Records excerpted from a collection

::::

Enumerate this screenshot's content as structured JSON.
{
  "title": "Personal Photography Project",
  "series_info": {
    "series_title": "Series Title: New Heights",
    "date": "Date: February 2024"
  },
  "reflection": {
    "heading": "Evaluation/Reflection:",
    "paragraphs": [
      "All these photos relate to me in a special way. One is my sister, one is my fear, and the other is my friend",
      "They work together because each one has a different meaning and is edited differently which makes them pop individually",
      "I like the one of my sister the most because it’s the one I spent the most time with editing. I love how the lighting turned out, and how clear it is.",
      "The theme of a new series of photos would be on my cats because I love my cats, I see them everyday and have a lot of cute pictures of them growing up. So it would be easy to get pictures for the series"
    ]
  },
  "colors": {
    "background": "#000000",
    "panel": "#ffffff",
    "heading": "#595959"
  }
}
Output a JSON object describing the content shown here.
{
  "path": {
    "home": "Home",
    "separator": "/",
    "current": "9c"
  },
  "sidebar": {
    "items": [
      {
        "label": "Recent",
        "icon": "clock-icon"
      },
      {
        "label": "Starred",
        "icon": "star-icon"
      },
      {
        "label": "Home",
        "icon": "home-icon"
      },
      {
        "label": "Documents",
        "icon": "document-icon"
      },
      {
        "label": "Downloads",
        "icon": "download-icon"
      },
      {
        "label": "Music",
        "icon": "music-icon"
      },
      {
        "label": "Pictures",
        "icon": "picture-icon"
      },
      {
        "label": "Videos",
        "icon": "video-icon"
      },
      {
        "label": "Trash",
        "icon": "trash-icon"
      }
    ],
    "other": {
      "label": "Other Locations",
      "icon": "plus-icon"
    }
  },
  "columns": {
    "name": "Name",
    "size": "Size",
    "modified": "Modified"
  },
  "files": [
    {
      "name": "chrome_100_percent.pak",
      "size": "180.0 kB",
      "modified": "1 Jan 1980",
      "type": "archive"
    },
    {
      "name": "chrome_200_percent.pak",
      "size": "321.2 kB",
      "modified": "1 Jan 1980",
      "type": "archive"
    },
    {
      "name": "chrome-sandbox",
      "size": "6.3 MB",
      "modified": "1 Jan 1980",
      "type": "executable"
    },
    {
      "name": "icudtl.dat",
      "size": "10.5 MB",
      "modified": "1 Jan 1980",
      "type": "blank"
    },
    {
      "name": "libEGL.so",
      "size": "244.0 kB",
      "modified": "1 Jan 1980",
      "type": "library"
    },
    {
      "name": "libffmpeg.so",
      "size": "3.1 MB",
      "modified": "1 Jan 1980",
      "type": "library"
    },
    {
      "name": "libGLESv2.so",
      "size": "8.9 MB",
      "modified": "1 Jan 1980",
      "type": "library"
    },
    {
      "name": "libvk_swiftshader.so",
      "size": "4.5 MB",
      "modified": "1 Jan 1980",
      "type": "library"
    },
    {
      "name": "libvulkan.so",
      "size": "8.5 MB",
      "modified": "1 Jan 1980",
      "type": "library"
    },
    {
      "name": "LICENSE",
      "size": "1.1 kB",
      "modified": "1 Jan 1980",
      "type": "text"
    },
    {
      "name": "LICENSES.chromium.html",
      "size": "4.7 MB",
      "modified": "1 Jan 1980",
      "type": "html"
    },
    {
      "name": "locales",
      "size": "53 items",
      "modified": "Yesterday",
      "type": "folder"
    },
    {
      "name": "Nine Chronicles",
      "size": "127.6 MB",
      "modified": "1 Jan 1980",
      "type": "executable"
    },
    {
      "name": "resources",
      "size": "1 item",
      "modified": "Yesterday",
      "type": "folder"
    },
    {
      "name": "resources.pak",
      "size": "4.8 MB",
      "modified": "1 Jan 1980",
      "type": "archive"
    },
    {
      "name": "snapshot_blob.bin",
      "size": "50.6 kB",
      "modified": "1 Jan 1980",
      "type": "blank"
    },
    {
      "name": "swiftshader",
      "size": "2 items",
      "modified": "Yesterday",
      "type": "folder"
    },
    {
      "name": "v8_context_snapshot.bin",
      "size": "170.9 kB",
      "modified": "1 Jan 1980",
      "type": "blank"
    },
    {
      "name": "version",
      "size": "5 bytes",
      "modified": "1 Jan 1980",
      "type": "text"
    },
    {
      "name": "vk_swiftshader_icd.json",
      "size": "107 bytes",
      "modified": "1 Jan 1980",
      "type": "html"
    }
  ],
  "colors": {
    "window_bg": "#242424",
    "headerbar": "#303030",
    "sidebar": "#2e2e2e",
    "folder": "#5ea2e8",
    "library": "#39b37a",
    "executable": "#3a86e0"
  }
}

::::

# [Prompt]
Extract all of the data above without altering anything.

# [Answer to the task]
Enumerate this screenshot's content as structured JSON.
{
  "title": "Personal Photography Project",
  "series_info": {
    "series_title": "Series Title: New Heights",
    "date": "Date: February 2024"
  },
  "reflection": {
    "heading": "Evaluation/Reflection:",
    "paragraphs": [
      "All these photos relate to me in a special way. One is my sister, one is my fear, and the other is my friend",
      "They work together because each one has a different meaning and is edited differently which makes them pop individually",
      "I like the one of my sister the most because it’s the one I spent the most time with editing. I love how the lighting turned out, and how clear it is.",
      "The theme of a new series of photos would be on my cats because I love my cats, I see them everyday and have a lot of cute pictures of them growing up. So it would be easy to get pictures for the series"
    ]
  },
  "colors": {
    "background": "#000000",
    "panel": "#ffffff",
    "heading": "#595959"
  }
}
Output a JSON object describing the content shown here.
{
  "path": {
    "home": "Home",
    "separator": "/",
    "current": "9c"
  },
  "sidebar": {
    "items": [
      {
        "label": "Recent",
        "icon": "clock-icon"
      },
      {
        "label": "Starred",
        "icon": "star-icon"
      },
      {
        "label": "Home",
        "icon": "home-icon"
      },
      {
        "label": "Documents",
        "icon": "document-icon"
      },
      {
        "label": "Downloads",
        "icon": "download-icon"
      },
      {
        "label": "Music",
        "icon": "music-icon"
      },
      {
        "label": "Pictures",
        "icon": "picture-icon"
      },
      {
        "label": "Videos",
        "icon": "video-icon"
      },
      {
        "label": "Trash",
        "icon": "trash-icon"
      }
    ],
    "other": {
      "label": "Other Locations",
      "icon": "plus-icon"
    }
  },
  "columns": {
    "name": "Name",
    "size": "Size",
    "modified": "Modified"
  },
  "files": [
    {
      "name": "chrome_100_percent.pak",
      "size": "180.0 kB",
      "modified": "1 Jan 1980",
      "type": "archive"
    },
    {
      "name": "chrome_200_percent.pak",
      "size": "321.2 kB",
      "modified": "1 Jan 1980",
      "type": "archive"
    },
    {
      "name": "chrome-sandbox",
      "size": "6.3 MB",
      "modified": "1 Jan 1980",
      "type": "executable"
    },
    {
      "name": "icudtl.dat",
      "size": "10.5 MB",
      "modified": "1 Jan 1980",
      "type": "blank"
    },
    {
      "name": "libEGL.so",
      "size": "244.0 kB",
      "modified": "1 Jan 1980",
      "type": "library"
    },
    {
      "name": "libffmpeg.so",
      "size": "3.1 MB",
      "modified": "1 Jan 1980",
      "type": "library"
    },
    {
      "name": "libGLESv2.so",
      "size": "8.9 MB",
      "modified": "1 Jan 1980",
      "type": "library"
    },
    {
      "name": "libvk_swiftshader.so",
      "size": "4.5 MB",
      "modified": "1 Jan 1980",
      "type": "library"
    },
    {
      "name": "libvulkan.so",
      "size": "8.5 MB",
      "modified": "1 Jan 1980",
      "type": "library"
    },
    {
      "name": "LICENSE",
      "size": "1.1 kB",
      "modified": "1 Jan 1980",
      "type": "text"
    },
    {
      "name": "LICENSES.chromium.html",
      "size": "4.7 MB",
      "modified": "1 Jan 1980",
      "type": "html"
    },
    {
      "name": "locales",
      "size": "53 items",
      "modified": "Yesterday",
      "type": "folder"
    },
    {
      "name": "Nine Chronicles",
      "size": "127.6 MB",
      "modified": "1 Jan 1980",
      "type": "executable"
    },
    {
      "name": "resources",
      "size": "1 item",
      "modified": "Yesterday",
      "type": "folder"
    },
    {
      "name": "resources.pak",
      "size": "4.8 MB",
      "modified": "1 Jan 1980",
      "type": "archive"
    },
    {
      "name": "snapshot_blob.bin",
      "size": "50.6 kB",
      "modified": "1 Jan 1980",
      "type": "blank"
    },
    {
      "name": "swiftshader",
      "size": "2 items",
      "modified": "Yesterday",
      "type": "folder"
    },
    {
      "name": "v8_context_snapshot.bin",
      "size": "170.9 kB",
      "modified": "1 Jan 1980",
      "type": "blank"
    },
    {
      "name": "version",
      "size": "5 bytes",
      "modified": "1 Jan 1980",
      "type": "text"
    },
    {
      "name": "vk_swiftshader_icd.json",
      "size": "107 bytes",
      "modified": "1 Jan 1980",
      "type": "html"
    }
  ],
  "colors": {
    "window_bg": "#242424",
    "headerbar": "#303030",
    "sidebar": "#2e2e2e",
    "folder": "#5ea2e8",
    "library": "#39b37a",
    "executable": "#3a86e0"
  }
}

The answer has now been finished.